### Work to do
Count how many lines in the material below hold the word "Pianificazioni"; the reply is that number alone.

### Information provided
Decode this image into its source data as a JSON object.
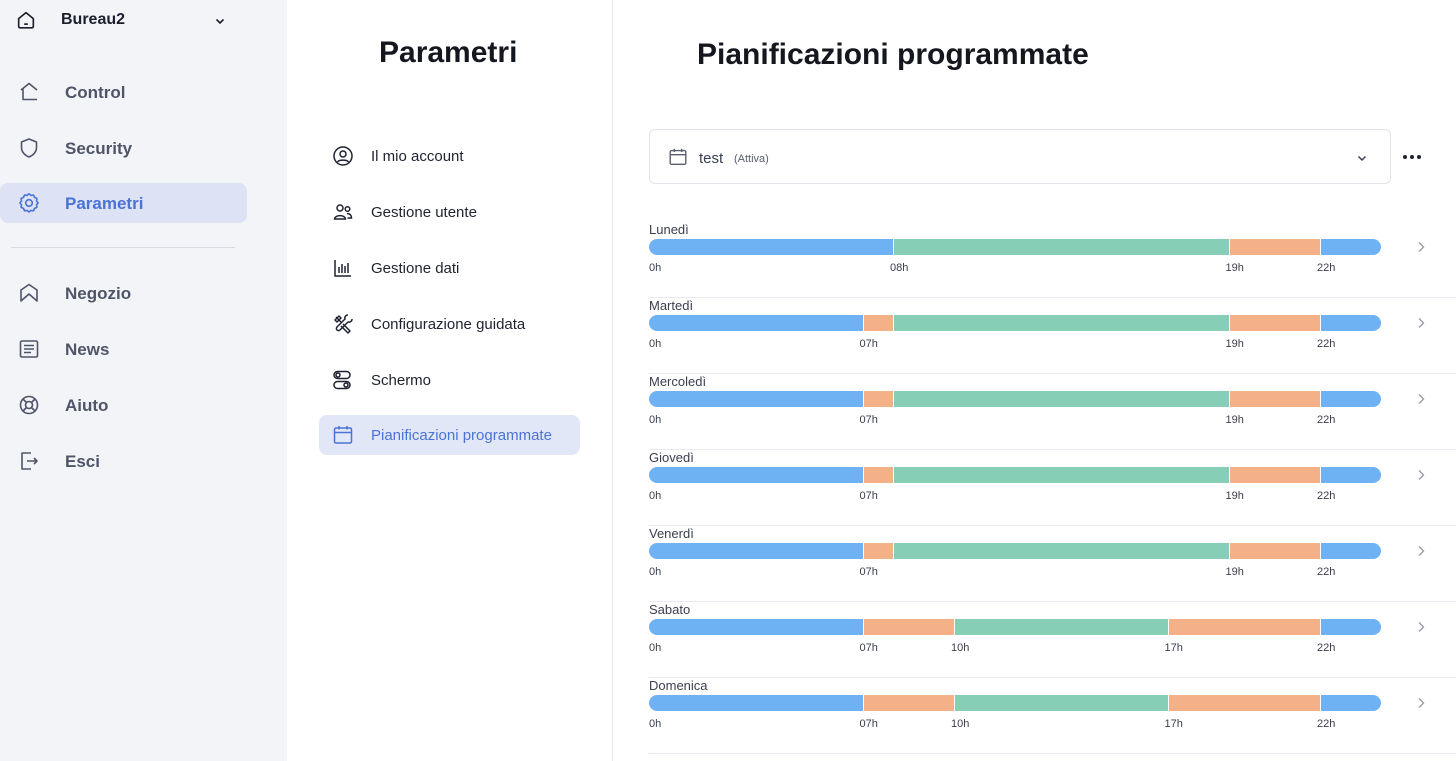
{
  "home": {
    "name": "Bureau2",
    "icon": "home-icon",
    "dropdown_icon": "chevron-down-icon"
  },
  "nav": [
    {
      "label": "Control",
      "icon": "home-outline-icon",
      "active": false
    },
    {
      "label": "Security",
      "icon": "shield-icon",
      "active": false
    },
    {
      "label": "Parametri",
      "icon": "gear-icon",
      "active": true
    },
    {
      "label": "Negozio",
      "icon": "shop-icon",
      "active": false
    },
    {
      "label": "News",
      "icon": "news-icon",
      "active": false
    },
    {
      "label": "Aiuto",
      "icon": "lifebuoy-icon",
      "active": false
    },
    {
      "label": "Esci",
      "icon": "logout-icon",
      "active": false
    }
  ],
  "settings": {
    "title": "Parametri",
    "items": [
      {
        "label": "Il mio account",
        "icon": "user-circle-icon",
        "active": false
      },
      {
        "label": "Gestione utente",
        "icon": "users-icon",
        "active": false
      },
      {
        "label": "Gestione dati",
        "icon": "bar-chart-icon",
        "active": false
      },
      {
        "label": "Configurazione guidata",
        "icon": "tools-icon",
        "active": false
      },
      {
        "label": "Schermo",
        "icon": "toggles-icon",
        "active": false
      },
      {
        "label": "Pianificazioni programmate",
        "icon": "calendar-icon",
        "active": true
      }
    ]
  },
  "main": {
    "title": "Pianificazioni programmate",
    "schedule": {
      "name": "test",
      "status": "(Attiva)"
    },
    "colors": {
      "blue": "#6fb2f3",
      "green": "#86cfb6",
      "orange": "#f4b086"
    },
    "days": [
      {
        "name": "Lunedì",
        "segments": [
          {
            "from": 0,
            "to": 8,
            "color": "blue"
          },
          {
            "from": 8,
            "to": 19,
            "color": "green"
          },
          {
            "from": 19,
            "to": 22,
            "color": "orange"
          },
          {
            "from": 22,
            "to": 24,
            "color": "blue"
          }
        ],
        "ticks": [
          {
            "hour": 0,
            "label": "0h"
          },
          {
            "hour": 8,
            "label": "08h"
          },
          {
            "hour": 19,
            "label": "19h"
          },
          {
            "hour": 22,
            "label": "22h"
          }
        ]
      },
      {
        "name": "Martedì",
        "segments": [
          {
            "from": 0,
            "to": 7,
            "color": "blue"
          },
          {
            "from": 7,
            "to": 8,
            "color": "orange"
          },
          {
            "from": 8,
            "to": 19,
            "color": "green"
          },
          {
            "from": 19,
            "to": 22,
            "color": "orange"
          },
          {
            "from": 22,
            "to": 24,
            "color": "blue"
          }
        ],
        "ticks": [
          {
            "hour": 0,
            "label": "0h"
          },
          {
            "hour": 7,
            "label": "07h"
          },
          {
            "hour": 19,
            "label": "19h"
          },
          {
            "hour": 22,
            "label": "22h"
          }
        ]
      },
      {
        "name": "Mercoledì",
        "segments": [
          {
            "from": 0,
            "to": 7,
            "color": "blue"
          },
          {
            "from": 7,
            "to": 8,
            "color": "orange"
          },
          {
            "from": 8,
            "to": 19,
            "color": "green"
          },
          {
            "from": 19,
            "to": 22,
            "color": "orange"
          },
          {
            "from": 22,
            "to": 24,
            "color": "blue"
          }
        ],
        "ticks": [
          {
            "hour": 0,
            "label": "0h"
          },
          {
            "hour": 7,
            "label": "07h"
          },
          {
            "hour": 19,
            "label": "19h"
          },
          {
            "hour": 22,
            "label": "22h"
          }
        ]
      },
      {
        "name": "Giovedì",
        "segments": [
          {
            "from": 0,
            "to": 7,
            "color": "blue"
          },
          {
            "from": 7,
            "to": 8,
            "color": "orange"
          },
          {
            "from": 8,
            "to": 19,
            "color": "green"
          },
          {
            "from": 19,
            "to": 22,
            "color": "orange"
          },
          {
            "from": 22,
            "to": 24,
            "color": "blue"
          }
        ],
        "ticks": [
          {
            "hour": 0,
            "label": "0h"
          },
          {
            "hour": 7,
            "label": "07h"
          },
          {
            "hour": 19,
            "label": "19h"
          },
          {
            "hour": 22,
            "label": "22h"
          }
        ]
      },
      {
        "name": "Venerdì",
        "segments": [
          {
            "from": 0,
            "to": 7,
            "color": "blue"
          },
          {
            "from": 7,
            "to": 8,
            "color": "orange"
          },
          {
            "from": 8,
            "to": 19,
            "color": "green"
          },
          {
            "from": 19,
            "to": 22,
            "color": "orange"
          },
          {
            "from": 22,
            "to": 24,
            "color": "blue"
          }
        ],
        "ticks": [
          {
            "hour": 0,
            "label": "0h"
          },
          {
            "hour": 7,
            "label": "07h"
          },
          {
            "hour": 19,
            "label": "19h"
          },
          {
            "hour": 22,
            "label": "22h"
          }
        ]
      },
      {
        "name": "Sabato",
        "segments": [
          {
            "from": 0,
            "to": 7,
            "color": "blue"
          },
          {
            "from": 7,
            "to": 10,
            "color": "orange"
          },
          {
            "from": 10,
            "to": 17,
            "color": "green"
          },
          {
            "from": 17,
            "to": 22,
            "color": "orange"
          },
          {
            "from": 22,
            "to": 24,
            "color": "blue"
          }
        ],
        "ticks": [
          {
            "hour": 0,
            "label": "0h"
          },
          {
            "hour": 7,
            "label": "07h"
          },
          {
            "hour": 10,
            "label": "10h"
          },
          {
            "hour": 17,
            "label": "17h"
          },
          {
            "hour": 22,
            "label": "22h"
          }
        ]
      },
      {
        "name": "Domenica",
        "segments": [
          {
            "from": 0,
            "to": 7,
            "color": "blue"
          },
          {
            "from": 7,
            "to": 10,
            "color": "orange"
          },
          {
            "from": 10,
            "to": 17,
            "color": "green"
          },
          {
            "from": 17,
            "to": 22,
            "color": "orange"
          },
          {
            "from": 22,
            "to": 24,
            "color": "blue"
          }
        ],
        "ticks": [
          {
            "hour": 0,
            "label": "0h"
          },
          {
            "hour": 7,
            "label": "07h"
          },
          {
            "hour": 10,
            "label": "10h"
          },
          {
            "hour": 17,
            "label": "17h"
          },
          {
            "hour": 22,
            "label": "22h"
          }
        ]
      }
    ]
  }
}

### Answer to the problem
2